[Extracted records]

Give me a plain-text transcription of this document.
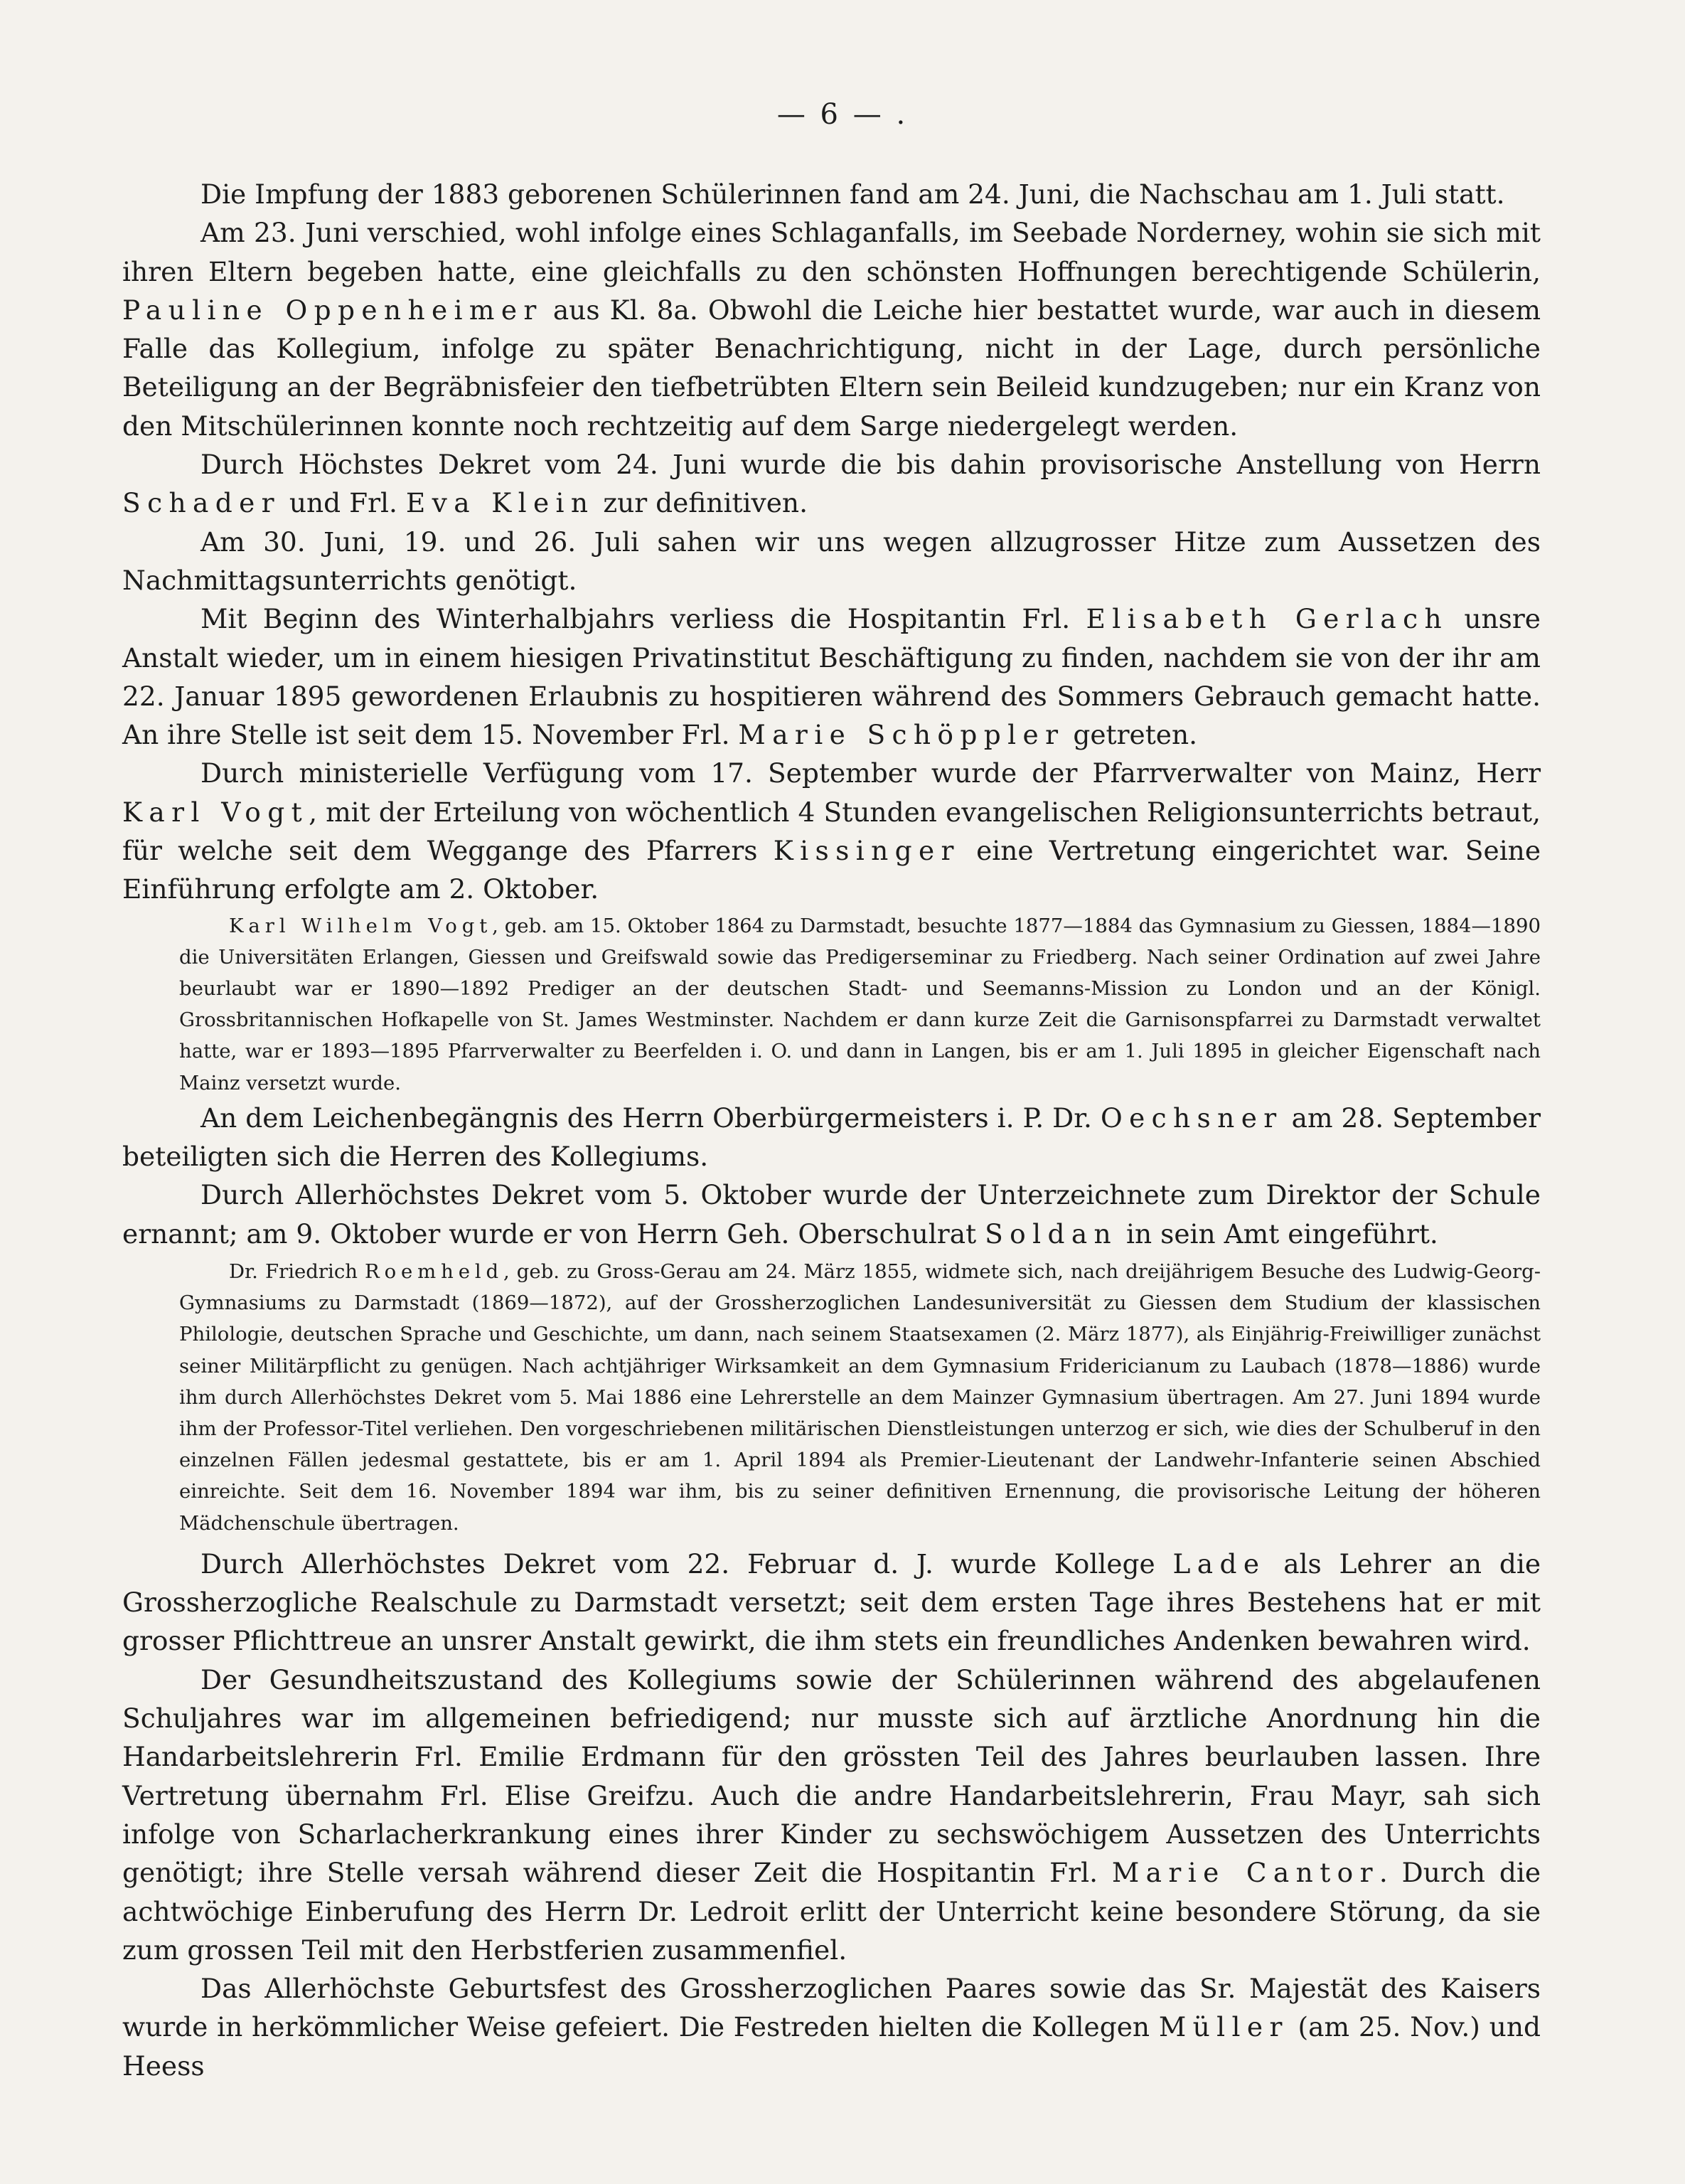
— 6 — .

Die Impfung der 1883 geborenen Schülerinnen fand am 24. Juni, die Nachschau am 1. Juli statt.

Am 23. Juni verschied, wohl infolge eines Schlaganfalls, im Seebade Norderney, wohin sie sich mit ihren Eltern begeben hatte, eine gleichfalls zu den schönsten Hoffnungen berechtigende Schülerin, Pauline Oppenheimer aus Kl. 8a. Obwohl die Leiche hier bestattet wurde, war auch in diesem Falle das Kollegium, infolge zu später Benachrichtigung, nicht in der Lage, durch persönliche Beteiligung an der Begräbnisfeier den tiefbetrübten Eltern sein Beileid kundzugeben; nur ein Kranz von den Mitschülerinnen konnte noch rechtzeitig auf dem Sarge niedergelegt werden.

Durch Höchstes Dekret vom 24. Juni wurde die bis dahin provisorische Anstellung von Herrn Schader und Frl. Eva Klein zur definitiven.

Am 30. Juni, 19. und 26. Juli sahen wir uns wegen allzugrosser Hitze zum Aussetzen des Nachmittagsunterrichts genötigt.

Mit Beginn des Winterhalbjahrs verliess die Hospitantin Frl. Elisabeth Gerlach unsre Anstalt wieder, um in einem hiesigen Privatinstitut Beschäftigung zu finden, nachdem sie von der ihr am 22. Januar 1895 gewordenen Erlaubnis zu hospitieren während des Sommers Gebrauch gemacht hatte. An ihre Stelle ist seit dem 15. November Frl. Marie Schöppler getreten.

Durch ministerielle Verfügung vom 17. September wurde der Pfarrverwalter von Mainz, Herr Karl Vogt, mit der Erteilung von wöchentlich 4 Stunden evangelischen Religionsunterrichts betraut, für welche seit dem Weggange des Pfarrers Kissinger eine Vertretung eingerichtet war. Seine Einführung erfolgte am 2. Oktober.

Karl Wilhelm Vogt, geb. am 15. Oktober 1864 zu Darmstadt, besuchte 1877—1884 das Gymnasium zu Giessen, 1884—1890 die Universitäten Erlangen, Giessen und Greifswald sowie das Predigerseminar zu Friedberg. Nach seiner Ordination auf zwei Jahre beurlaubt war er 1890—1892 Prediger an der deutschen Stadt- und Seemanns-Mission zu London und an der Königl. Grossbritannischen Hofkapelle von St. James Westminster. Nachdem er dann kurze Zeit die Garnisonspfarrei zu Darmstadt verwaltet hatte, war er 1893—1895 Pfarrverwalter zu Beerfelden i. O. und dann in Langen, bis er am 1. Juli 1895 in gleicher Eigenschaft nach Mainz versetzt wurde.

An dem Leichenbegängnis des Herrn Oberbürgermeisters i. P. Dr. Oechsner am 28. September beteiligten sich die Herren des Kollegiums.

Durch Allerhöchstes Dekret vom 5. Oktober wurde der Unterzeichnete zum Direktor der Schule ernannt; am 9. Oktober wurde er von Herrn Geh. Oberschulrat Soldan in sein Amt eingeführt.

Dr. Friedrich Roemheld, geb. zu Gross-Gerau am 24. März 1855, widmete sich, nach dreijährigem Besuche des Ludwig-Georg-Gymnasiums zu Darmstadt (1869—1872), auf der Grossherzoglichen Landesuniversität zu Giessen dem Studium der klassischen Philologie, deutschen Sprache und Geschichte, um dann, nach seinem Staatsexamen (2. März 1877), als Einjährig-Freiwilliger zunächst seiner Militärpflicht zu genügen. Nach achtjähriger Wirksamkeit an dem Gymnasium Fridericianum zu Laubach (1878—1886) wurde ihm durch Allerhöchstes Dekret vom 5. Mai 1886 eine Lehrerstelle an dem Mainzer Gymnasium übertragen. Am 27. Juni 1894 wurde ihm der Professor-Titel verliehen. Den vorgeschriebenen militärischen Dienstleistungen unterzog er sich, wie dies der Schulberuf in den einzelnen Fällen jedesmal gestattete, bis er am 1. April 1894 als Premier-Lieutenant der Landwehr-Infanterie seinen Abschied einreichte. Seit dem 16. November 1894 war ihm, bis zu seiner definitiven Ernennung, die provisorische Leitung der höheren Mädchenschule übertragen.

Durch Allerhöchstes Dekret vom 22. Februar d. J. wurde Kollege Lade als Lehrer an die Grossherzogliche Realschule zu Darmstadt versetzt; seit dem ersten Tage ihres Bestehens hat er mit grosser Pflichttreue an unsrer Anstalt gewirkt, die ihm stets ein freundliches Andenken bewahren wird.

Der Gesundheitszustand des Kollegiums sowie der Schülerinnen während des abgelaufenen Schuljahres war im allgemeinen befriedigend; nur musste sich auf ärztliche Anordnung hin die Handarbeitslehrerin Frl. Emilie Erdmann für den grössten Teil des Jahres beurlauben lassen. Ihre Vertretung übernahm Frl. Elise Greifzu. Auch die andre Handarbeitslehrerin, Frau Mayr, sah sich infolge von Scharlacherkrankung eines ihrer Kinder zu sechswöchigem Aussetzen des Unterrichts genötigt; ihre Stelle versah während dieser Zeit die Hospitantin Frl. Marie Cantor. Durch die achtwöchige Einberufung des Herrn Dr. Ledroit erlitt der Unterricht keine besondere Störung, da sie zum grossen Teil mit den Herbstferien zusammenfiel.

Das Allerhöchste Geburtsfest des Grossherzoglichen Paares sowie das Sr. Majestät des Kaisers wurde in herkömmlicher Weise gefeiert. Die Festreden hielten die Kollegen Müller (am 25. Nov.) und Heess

...

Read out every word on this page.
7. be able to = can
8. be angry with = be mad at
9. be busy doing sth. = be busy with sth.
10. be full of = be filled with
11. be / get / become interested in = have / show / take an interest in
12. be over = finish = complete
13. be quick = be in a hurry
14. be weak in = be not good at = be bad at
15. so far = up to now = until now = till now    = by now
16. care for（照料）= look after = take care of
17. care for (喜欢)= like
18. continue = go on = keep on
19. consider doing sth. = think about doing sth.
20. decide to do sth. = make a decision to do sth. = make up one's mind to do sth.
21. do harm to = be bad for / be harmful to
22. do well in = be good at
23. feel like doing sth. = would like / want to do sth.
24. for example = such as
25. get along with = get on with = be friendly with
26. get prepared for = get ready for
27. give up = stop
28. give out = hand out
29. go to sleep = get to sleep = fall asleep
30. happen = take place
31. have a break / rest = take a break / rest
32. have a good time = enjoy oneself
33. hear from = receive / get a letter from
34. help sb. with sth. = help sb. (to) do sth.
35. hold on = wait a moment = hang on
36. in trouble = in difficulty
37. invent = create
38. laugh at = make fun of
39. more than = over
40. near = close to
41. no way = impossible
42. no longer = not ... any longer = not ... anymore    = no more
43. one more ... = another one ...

--

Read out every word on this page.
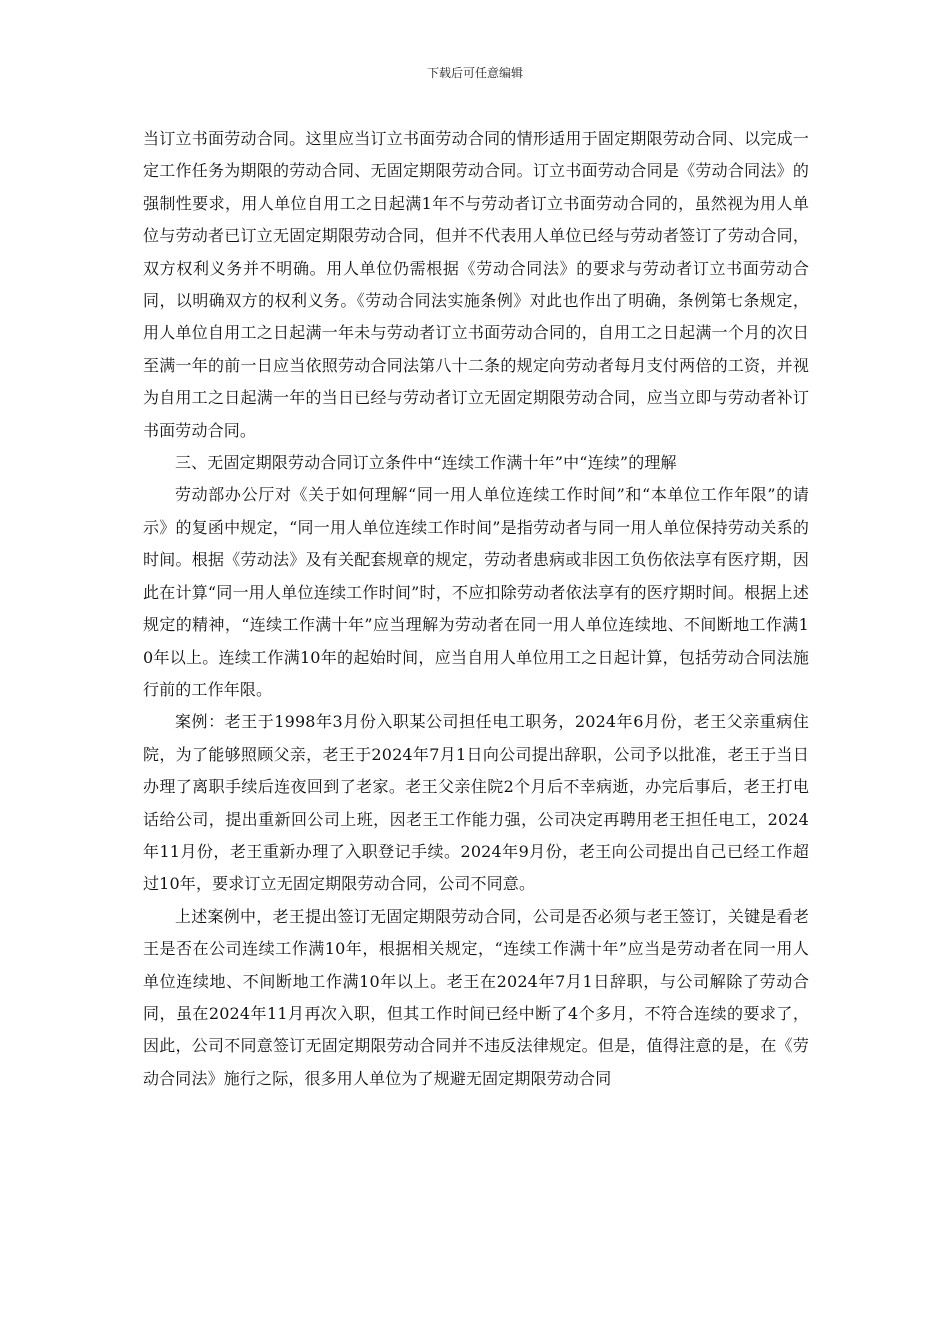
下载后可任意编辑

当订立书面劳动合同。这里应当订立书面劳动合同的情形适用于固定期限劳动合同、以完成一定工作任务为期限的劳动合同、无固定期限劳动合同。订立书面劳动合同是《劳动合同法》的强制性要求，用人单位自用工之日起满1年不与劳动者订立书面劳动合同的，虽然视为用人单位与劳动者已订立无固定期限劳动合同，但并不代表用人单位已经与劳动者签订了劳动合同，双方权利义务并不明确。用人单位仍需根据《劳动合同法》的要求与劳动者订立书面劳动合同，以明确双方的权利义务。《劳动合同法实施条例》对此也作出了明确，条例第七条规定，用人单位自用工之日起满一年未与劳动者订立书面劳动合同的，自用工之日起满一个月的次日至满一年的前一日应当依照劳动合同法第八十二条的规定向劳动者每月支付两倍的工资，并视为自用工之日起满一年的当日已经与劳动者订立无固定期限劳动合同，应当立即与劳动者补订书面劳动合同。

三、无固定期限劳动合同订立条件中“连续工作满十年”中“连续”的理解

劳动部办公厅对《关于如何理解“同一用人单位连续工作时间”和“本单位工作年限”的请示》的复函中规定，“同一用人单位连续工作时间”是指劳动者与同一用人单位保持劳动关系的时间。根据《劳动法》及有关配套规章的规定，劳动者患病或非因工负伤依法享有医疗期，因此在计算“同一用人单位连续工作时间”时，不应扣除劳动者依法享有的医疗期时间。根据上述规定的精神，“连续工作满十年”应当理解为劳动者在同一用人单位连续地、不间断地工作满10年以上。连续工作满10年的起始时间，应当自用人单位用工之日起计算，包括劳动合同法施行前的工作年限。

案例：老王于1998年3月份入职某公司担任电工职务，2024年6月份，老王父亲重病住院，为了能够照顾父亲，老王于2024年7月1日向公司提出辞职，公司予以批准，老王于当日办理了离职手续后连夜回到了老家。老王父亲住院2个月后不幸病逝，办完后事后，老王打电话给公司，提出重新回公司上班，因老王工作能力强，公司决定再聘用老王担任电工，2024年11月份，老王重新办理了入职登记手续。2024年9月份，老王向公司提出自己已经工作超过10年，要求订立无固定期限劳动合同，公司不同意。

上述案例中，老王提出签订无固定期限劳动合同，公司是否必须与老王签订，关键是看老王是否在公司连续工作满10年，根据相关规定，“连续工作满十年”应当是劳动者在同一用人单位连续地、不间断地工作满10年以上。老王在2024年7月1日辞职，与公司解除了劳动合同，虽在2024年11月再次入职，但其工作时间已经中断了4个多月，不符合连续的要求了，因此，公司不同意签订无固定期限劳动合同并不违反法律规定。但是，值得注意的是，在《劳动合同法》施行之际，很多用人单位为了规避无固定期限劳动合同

## EXERCISE DESCRIPTION
Report the number of lines above that contain the word "with", and only that number.

## OUTPUT
5